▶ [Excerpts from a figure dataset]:
○ ○ ○ ○ ○ ○ ○

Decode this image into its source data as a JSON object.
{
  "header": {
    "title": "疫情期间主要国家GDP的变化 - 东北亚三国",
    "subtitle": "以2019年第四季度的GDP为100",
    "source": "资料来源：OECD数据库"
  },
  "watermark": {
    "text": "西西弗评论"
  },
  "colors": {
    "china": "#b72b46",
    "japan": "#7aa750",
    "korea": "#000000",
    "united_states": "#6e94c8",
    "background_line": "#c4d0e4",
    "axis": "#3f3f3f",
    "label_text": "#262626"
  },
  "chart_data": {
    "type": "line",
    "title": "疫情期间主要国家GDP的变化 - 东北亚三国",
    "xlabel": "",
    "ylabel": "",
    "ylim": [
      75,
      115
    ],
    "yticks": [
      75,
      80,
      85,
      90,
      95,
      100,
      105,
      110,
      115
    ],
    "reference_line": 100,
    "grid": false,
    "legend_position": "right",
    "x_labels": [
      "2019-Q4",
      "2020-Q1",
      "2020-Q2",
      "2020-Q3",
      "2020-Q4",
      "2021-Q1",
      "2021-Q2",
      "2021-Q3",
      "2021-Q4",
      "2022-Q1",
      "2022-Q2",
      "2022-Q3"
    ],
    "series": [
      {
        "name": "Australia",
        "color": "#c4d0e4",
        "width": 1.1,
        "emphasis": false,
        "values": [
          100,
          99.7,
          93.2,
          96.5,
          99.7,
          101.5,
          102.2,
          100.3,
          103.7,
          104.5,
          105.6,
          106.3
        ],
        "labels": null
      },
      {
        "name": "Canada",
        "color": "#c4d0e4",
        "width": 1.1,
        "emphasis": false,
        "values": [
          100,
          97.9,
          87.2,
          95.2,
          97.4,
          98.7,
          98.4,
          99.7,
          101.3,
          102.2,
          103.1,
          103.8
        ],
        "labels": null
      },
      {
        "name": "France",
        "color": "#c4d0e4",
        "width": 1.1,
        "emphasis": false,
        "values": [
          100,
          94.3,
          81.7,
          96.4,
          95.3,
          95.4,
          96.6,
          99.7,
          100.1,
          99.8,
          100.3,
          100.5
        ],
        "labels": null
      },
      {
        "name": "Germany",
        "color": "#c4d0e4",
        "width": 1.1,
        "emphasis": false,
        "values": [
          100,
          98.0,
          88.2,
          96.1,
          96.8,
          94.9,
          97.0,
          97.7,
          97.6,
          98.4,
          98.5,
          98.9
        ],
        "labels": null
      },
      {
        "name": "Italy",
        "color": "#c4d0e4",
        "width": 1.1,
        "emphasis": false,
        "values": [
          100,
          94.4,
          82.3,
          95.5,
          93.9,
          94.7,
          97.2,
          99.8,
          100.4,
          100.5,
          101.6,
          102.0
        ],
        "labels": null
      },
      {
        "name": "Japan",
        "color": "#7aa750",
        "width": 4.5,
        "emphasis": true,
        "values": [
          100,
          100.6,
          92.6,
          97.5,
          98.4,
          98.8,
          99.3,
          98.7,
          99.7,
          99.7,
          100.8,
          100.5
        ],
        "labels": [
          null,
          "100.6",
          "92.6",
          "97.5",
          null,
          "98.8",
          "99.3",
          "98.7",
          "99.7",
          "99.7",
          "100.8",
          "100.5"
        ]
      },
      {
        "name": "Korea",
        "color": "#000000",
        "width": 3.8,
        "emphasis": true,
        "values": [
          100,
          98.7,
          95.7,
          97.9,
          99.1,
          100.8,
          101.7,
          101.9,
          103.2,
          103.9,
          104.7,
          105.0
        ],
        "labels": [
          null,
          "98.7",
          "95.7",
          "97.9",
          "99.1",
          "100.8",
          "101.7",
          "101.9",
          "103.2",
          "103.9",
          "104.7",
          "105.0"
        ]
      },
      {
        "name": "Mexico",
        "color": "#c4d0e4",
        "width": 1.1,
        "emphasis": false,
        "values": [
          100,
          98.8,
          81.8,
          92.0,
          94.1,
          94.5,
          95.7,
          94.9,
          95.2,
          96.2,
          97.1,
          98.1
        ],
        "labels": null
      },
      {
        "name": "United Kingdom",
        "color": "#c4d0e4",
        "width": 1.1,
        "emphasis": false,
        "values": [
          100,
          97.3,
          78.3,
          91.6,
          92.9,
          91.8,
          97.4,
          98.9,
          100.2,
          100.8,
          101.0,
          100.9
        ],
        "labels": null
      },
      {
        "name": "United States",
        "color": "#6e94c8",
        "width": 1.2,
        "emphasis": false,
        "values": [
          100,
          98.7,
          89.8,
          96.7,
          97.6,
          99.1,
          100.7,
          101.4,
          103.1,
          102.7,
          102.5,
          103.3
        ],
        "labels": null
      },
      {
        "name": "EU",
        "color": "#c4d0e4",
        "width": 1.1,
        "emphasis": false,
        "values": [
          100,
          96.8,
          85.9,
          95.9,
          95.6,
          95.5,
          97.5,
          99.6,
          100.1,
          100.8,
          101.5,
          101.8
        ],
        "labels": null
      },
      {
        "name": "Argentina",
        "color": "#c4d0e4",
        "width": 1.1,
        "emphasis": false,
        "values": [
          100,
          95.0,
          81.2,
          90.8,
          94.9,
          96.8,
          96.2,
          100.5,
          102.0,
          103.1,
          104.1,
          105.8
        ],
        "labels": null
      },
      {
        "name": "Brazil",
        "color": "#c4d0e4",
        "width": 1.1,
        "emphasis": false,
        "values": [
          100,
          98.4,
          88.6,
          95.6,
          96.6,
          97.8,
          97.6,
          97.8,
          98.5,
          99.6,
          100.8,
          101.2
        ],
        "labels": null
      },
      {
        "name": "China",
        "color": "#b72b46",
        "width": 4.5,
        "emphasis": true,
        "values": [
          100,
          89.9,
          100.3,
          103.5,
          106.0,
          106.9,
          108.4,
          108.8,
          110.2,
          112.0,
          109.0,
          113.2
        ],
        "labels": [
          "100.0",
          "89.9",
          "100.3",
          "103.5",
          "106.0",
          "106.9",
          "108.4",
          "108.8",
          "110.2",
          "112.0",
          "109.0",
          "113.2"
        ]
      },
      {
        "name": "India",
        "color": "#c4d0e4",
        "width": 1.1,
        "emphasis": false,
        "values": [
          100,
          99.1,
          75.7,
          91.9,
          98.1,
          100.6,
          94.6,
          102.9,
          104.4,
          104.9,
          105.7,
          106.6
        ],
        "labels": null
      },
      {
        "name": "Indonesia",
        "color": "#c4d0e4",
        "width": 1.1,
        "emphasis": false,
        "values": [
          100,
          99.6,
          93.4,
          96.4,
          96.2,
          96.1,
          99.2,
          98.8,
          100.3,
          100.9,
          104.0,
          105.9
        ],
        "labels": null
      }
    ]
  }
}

○ ○ ○ ○ ○ ○ ○

▶ [What you will do]: Retype every entry word for word.

▶ [Solution to the problem]:
Decode this image into its source data as a JSON object.
{
  "header": {
    "title": "疫情期间主要国家GDP的变化 - 东北亚三国",
    "subtitle": "以2019年第四季度的GDP为100",
    "source": "资料来源：OECD数据库"
  },
  "watermark": {
    "text": "西西弗评论"
  },
  "colors": {
    "china": "#b72b46",
    "japan": "#7aa750",
    "korea": "#000000",
    "united_states": "#6e94c8",
    "background_line": "#c4d0e4",
    "axis": "#3f3f3f",
    "label_text": "#262626"
  },
  "chart_data": {
    "type": "line",
    "title": "疫情期间主要国家GDP的变化 - 东北亚三国",
    "xlabel": "",
    "ylabel": "",
    "ylim": [
      75,
      115
    ],
    "yticks": [
      75,
      80,
      85,
      90,
      95,
      100,
      105,
      110,
      115
    ],
    "reference_line": 100,
    "grid": false,
    "legend_position": "right",
    "x_labels": [
      "2019-Q4",
      "2020-Q1",
      "2020-Q2",
      "2020-Q3",
      "2020-Q4",
      "2021-Q1",
      "2021-Q2",
      "2021-Q3",
      "2021-Q4",
      "2022-Q1",
      "2022-Q2",
      "2022-Q3"
    ],
    "series": [
      {
        "name": "Australia",
        "color": "#c4d0e4",
        "width": 1.1,
        "emphasis": false,
        "values": [
          100,
          99.7,
          93.2,
          96.5,
          99.7,
          101.5,
          102.2,
          100.3,
          103.7,
          104.5,
          105.6,
          106.3
        ],
        "labels": null
      },
      {
        "name": "Canada",
        "color": "#c4d0e4",
        "width": 1.1,
        "emphasis": false,
        "values": [
          100,
          97.9,
          87.2,
          95.2,
          97.4,
          98.7,
          98.4,
          99.7,
          101.3,
          102.2,
          103.1,
          103.8
        ],
        "labels": null
      },
      {
        "name": "France",
        "color": "#c4d0e4",
        "width": 1.1,
        "emphasis": false,
        "values": [
          100,
          94.3,
          81.7,
          96.4,
          95.3,
          95.4,
          96.6,
          99.7,
          100.1,
          99.8,
          100.3,
          100.5
        ],
        "labels": null
      },
      {
        "name": "Germany",
        "color": "#c4d0e4",
        "width": 1.1,
        "emphasis": false,
        "values": [
          100,
          98.0,
          88.2,
          96.1,
          96.8,
          94.9,
          97.0,
          97.7,
          97.6,
          98.4,
          98.5,
          98.9
        ],
        "labels": null
      },
      {
        "name": "Italy",
        "color": "#c4d0e4",
        "width": 1.1,
        "emphasis": false,
        "values": [
          100,
          94.4,
          82.3,
          95.5,
          93.9,
          94.7,
          97.2,
          99.8,
          100.4,
          100.5,
          101.6,
          102.0
        ],
        "labels": null
      },
      {
        "name": "Japan",
        "color": "#7aa750",
        "width": 4.5,
        "emphasis": true,
        "values": [
          100,
          100.6,
          92.6,
          97.5,
          98.4,
          98.8,
          99.3,
          98.7,
          99.7,
          99.7,
          100.8,
          100.5
        ],
        "labels": [
          null,
          "100.6",
          "92.6",
          "97.5",
          null,
          "98.8",
          "99.3",
          "98.7",
          "99.7",
          "99.7",
          "100.8",
          "100.5"
        ]
      },
      {
        "name": "Korea",
        "color": "#000000",
        "width": 3.8,
        "emphasis": true,
        "values": [
          100,
          98.7,
          95.7,
          97.9,
          99.1,
          100.8,
          101.7,
          101.9,
          103.2,
          103.9,
          104.7,
          105.0
        ],
        "labels": [
          null,
          "98.7",
          "95.7",
          "97.9",
          "99.1",
          "100.8",
          "101.7",
          "101.9",
          "103.2",
          "103.9",
          "104.7",
          "105.0"
        ]
      },
      {
        "name": "Mexico",
        "color": "#c4d0e4",
        "width": 1.1,
        "emphasis": false,
        "values": [
          100,
          98.8,
          81.8,
          92.0,
          94.1,
          94.5,
          95.7,
          94.9,
          95.2,
          96.2,
          97.1,
          98.1
        ],
        "labels": null
      },
      {
        "name": "United Kingdom",
        "color": "#c4d0e4",
        "width": 1.1,
        "emphasis": false,
        "values": [
          100,
          97.3,
          78.3,
          91.6,
          92.9,
          91.8,
          97.4,
          98.9,
          100.2,
          100.8,
          101.0,
          100.9
        ],
        "labels": null
      },
      {
        "name": "United States",
        "color": "#6e94c8",
        "width": 1.2,
        "emphasis": false,
        "values": [
          100,
          98.7,
          89.8,
          96.7,
          97.6,
          99.1,
          100.7,
          101.4,
          103.1,
          102.7,
          102.5,
          103.3
        ],
        "labels": null
      },
      {
        "name": "EU",
        "color": "#c4d0e4",
        "width": 1.1,
        "emphasis": false,
        "values": [
          100,
          96.8,
          85.9,
          95.9,
          95.6,
          95.5,
          97.5,
          99.6,
          100.1,
          100.8,
          101.5,
          101.8
        ],
        "labels": null
      },
      {
        "name": "Argentina",
        "color": "#c4d0e4",
        "width": 1.1,
        "emphasis": false,
        "values": [
          100,
          95.0,
          81.2,
          90.8,
          94.9,
          96.8,
          96.2,
          100.5,
          102.0,
          103.1,
          104.1,
          105.8
        ],
        "labels": null
      },
      {
        "name": "Brazil",
        "color": "#c4d0e4",
        "width": 1.1,
        "emphasis": false,
        "values": [
          100,
          98.4,
          88.6,
          95.6,
          96.6,
          97.8,
          97.6,
          97.8,
          98.5,
          99.6,
          100.8,
          101.2
        ],
        "labels": null
      },
      {
        "name": "China",
        "color": "#b72b46",
        "width": 4.5,
        "emphasis": true,
        "values": [
          100,
          89.9,
          100.3,
          103.5,
          106.0,
          106.9,
          108.4,
          108.8,
          110.2,
          112.0,
          109.0,
          113.2
        ],
        "labels": [
          "100.0",
          "89.9",
          "100.3",
          "103.5",
          "106.0",
          "106.9",
          "108.4",
          "108.8",
          "110.2",
          "112.0",
          "109.0",
          "113.2"
        ]
      },
      {
        "name": "India",
        "color": "#c4d0e4",
        "width": 1.1,
        "emphasis": false,
        "values": [
          100,
          99.1,
          75.7,
          91.9,
          98.1,
          100.6,
          94.6,
          102.9,
          104.4,
          104.9,
          105.7,
          106.6
        ],
        "labels": null
      },
      {
        "name": "Indonesia",
        "color": "#c4d0e4",
        "width": 1.1,
        "emphasis": false,
        "values": [
          100,
          99.6,
          93.4,
          96.4,
          96.2,
          96.1,
          99.2,
          98.8,
          100.3,
          100.9,
          104.0,
          105.9
        ],
        "labels": null
      }
    ]
  }
}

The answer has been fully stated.